■ Instructions to follow:
Write out the data below exactly as given, without any of its pictures.

==== Dataset records

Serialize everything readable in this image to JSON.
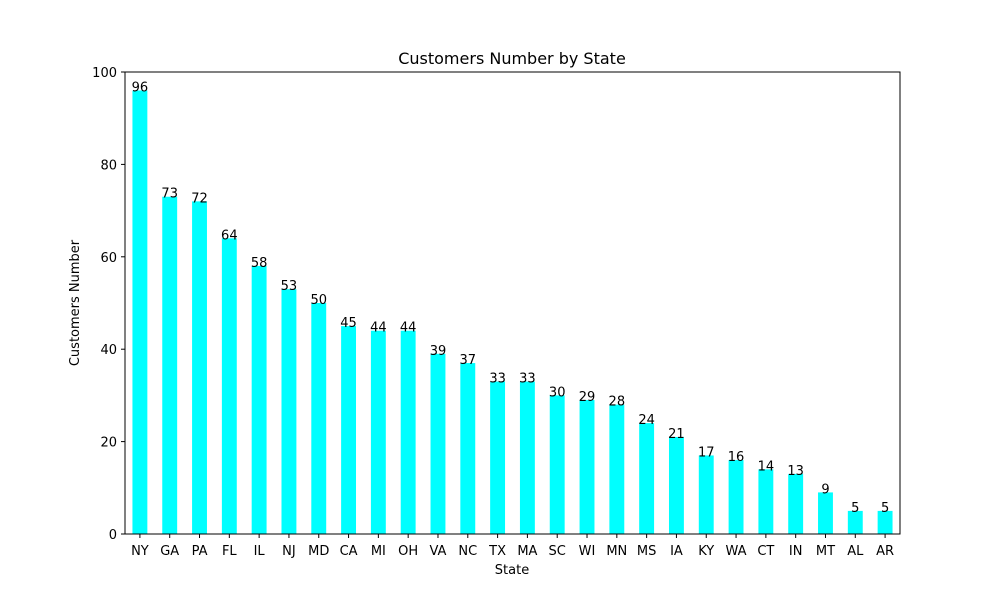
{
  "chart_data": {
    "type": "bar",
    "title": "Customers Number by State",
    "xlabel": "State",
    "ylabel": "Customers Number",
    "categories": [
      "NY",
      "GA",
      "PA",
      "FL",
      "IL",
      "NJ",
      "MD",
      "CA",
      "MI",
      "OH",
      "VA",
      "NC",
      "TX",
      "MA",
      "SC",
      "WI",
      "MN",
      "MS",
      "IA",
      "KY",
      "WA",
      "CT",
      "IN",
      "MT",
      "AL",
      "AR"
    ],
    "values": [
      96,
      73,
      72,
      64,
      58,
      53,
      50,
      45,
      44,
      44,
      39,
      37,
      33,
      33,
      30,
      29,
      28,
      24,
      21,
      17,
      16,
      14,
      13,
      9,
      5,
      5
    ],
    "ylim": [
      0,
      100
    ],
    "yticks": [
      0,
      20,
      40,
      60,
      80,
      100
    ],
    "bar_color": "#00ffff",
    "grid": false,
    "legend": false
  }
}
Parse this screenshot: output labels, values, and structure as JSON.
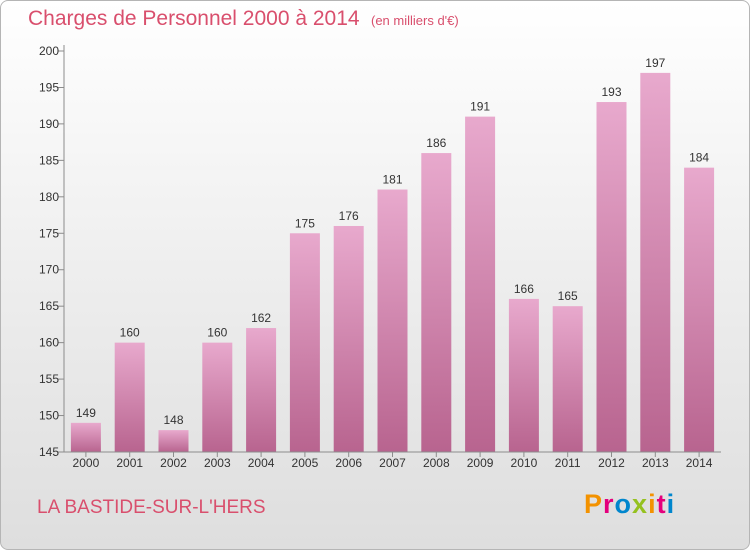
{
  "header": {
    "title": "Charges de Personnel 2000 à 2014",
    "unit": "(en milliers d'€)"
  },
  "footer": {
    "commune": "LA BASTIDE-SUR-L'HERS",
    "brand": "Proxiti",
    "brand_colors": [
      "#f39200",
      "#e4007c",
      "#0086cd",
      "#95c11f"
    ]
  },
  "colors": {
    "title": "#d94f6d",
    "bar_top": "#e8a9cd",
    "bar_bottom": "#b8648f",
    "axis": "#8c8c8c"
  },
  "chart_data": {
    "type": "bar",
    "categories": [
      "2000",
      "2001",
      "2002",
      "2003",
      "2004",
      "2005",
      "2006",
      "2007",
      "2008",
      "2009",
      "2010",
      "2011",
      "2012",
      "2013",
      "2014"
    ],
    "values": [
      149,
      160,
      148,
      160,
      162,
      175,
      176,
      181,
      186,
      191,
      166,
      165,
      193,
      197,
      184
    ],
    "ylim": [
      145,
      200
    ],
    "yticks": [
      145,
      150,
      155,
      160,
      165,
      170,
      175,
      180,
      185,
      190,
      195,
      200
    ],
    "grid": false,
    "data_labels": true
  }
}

========

■ In response:
Serialize everything readable in this image to JSON.
{
  "chart_data": {
    "type": "bar",
    "title": "Customers Number by State",
    "xlabel": "State",
    "ylabel": "Customers Number",
    "categories": [
      "NY",
      "GA",
      "PA",
      "FL",
      "IL",
      "NJ",
      "MD",
      "CA",
      "MI",
      "OH",
      "VA",
      "NC",
      "TX",
      "MA",
      "SC",
      "WI",
      "MN",
      "MS",
      "IA",
      "KY",
      "WA",
      "CT",
      "IN",
      "MT",
      "AL",
      "AR"
    ],
    "values": [
      96,
      73,
      72,
      64,
      58,
      53,
      50,
      45,
      44,
      44,
      39,
      37,
      33,
      33,
      30,
      29,
      28,
      24,
      21,
      17,
      16,
      14,
      13,
      9,
      5,
      5
    ],
    "ylim": [
      0,
      100
    ],
    "yticks": [
      0,
      20,
      40,
      60,
      80,
      100
    ],
    "bar_color": "#00ffff",
    "grid": false,
    "legend": false
  }
}
Parse this screenshot: output labels, values, and structure as JSON.
{
  "header": {
    "title": "Charges de Personnel 2000 à 2014",
    "unit": "(en milliers d'€)"
  },
  "footer": {
    "commune": "LA BASTIDE-SUR-L'HERS",
    "brand": "Proxiti",
    "brand_colors": [
      "#f39200",
      "#e4007c",
      "#0086cd",
      "#95c11f"
    ]
  },
  "colors": {
    "title": "#d94f6d",
    "bar_top": "#e8a9cd",
    "bar_bottom": "#b8648f",
    "axis": "#8c8c8c"
  },
  "chart_data": {
    "type": "bar",
    "categories": [
      "2000",
      "2001",
      "2002",
      "2003",
      "2004",
      "2005",
      "2006",
      "2007",
      "2008",
      "2009",
      "2010",
      "2011",
      "2012",
      "2013",
      "2014"
    ],
    "values": [
      149,
      160,
      148,
      160,
      162,
      175,
      176,
      181,
      186,
      191,
      166,
      165,
      193,
      197,
      184
    ],
    "ylim": [
      145,
      200
    ],
    "yticks": [
      145,
      150,
      155,
      160,
      165,
      170,
      175,
      180,
      185,
      190,
      195,
      200
    ],
    "grid": false,
    "data_labels": true
  }
}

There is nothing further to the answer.